§ **What is expected**
Extract every line from the records below that contains the word "page".

=======

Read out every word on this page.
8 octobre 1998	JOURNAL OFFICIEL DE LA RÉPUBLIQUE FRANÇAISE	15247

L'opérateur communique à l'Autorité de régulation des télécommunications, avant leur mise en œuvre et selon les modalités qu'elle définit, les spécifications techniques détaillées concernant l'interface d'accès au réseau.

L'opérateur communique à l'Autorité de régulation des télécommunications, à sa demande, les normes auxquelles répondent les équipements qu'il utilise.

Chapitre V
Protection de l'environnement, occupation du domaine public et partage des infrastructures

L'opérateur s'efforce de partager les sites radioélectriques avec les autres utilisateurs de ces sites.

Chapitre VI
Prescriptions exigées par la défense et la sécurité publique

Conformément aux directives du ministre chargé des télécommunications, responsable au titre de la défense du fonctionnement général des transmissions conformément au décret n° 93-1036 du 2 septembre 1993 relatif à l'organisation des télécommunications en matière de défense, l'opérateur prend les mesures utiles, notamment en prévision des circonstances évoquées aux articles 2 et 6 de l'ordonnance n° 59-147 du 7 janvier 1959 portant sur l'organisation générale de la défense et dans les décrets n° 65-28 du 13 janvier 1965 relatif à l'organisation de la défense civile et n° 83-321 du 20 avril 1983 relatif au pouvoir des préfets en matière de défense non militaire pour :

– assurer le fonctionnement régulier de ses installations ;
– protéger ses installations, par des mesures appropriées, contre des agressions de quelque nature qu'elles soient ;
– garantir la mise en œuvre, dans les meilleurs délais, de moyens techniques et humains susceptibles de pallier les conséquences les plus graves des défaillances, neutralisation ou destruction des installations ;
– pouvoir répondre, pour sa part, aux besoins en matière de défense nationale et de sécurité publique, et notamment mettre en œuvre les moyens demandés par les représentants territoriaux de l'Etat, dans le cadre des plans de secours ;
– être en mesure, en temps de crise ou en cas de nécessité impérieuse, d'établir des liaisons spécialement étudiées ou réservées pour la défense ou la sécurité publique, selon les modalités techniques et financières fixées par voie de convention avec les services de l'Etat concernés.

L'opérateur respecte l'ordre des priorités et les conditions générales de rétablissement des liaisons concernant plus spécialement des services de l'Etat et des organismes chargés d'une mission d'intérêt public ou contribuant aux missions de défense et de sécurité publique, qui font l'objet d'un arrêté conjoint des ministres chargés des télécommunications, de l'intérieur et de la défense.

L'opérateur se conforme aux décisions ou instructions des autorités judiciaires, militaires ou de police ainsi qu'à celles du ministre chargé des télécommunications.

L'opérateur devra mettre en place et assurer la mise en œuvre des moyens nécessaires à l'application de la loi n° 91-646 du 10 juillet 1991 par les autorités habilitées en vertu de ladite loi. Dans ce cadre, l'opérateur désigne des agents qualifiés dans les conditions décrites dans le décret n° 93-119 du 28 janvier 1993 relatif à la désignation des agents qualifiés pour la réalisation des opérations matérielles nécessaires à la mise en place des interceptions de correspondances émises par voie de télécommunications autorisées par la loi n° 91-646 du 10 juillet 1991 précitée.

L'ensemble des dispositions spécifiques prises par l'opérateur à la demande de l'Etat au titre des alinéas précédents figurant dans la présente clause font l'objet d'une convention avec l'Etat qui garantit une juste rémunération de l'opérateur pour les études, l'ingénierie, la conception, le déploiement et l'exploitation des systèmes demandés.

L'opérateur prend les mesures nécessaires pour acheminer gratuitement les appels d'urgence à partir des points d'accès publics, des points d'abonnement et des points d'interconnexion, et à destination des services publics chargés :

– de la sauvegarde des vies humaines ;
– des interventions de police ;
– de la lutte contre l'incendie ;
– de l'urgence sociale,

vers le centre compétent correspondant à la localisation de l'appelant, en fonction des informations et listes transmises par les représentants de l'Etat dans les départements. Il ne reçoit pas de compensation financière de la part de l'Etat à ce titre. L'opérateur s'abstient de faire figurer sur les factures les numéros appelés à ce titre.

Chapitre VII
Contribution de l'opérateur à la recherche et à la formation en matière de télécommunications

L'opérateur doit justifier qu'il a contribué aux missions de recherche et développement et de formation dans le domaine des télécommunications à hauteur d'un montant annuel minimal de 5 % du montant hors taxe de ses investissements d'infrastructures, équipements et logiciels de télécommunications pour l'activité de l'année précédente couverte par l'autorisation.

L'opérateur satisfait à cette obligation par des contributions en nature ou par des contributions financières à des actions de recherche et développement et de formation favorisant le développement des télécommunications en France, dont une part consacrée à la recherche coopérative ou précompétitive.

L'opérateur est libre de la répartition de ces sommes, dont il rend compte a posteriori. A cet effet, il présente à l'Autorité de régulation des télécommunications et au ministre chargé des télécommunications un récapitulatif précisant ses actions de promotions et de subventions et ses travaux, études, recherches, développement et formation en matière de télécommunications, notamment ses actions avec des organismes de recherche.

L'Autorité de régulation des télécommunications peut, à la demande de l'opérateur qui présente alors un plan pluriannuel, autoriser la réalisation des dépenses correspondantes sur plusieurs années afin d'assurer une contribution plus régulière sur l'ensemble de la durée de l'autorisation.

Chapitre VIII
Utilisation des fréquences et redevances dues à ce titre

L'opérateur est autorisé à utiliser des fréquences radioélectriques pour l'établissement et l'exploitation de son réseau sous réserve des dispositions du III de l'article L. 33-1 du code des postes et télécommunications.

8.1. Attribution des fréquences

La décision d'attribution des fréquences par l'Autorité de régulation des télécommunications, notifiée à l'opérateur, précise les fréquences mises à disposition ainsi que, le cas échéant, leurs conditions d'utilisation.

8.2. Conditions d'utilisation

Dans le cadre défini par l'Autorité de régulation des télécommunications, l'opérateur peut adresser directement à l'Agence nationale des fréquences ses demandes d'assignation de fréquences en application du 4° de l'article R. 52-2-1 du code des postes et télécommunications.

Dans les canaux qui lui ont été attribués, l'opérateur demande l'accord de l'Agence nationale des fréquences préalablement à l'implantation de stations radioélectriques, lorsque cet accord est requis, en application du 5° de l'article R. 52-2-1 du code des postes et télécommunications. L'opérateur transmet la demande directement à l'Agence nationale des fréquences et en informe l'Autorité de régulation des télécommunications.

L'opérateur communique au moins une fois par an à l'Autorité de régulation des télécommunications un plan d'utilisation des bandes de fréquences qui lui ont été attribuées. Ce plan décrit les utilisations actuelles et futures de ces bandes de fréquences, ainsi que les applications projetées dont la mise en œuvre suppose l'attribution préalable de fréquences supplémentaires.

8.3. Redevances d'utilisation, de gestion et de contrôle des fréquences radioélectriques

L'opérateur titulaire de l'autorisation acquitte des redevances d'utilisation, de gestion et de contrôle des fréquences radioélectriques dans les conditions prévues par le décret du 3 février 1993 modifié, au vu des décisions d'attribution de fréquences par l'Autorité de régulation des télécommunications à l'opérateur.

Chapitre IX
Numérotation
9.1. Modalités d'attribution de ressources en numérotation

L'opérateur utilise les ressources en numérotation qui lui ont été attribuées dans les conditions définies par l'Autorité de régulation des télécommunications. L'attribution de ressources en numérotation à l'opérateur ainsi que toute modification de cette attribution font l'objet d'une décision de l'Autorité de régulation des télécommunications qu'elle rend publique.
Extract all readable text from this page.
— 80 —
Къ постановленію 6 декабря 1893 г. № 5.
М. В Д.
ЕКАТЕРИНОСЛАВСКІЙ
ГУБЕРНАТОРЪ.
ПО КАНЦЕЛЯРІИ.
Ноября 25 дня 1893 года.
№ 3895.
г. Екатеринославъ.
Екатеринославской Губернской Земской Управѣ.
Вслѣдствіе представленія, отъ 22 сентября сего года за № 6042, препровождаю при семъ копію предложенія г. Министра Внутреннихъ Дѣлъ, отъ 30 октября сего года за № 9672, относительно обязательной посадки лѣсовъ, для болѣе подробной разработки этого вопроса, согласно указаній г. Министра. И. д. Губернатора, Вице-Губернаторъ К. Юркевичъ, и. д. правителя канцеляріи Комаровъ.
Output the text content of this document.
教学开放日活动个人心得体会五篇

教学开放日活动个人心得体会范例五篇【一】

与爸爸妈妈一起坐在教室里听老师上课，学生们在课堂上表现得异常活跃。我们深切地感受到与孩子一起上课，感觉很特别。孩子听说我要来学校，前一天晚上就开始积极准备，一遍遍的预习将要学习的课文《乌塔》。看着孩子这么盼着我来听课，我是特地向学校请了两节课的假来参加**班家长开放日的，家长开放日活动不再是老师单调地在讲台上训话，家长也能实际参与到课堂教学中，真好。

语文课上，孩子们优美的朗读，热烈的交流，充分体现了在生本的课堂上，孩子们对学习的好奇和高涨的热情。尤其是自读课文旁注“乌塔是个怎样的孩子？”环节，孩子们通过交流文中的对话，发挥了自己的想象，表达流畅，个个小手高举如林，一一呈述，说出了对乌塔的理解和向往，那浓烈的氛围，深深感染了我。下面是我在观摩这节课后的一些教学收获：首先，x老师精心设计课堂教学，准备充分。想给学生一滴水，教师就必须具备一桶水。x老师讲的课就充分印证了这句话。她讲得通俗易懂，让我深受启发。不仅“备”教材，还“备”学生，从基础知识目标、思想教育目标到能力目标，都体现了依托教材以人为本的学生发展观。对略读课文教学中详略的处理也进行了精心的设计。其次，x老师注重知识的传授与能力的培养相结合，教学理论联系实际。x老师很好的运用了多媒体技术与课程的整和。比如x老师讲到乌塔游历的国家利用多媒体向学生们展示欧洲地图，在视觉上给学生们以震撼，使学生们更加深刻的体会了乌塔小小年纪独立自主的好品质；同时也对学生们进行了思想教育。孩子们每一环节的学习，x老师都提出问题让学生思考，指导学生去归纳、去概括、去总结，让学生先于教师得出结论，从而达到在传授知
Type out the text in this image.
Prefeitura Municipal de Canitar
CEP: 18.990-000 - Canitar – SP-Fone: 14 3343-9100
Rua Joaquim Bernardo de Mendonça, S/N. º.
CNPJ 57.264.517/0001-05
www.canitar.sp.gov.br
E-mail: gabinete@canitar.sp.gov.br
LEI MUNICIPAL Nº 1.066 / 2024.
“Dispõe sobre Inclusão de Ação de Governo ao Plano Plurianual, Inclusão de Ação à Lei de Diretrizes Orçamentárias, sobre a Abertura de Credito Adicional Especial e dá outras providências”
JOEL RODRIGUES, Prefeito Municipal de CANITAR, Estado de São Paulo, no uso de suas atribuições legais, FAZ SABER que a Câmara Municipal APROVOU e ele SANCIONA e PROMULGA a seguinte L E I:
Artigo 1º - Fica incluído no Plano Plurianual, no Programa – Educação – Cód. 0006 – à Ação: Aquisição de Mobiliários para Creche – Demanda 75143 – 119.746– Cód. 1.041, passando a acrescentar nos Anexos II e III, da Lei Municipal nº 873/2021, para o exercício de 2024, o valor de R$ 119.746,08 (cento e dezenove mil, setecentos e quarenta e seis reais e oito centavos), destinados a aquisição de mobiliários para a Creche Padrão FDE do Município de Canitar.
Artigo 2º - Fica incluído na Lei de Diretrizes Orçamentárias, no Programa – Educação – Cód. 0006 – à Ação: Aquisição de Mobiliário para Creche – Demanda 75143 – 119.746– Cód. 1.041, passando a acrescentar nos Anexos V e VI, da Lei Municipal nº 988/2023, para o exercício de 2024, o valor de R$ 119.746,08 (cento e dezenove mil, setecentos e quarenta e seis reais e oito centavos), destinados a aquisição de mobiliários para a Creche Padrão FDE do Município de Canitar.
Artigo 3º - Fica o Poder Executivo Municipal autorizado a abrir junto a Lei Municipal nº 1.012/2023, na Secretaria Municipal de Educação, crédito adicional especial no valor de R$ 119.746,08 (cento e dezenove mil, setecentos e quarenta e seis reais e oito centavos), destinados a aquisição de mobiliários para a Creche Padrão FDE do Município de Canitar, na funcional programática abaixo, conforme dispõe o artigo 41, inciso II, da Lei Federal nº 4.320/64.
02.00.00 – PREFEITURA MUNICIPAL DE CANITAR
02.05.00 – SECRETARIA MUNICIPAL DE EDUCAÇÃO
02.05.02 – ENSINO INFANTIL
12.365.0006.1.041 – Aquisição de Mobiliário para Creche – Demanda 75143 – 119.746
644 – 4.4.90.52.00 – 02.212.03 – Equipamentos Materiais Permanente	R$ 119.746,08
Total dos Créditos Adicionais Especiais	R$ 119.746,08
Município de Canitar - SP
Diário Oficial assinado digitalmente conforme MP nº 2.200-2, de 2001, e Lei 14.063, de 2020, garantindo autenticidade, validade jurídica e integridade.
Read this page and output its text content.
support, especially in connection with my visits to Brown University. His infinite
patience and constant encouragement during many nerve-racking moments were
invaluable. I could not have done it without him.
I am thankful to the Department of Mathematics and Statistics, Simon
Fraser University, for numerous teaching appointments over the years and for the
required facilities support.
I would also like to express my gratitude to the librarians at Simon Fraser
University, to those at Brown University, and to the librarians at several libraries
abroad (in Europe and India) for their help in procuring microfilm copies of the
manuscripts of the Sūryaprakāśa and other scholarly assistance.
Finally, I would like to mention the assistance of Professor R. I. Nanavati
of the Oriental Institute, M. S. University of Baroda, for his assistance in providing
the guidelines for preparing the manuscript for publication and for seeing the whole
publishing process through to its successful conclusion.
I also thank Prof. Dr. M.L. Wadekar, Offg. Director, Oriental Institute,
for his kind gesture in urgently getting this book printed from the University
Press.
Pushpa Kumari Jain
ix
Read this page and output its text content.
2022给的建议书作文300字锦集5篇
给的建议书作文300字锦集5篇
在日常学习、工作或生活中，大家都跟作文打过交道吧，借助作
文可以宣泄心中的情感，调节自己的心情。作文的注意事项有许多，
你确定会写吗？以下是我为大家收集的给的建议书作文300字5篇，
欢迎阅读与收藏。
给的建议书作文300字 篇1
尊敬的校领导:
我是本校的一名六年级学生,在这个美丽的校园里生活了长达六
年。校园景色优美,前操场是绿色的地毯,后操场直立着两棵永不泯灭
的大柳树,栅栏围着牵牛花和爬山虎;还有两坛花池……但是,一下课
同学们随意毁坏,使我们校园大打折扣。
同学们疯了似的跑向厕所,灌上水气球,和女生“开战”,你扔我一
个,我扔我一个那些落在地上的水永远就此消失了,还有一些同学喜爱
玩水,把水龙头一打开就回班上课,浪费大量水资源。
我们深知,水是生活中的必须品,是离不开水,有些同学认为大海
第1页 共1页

=======

§ **Response to the task**
Read out every word on this page.
Extract all readable text from this page.
Read this page and output its text content.
Read this page and output its text content.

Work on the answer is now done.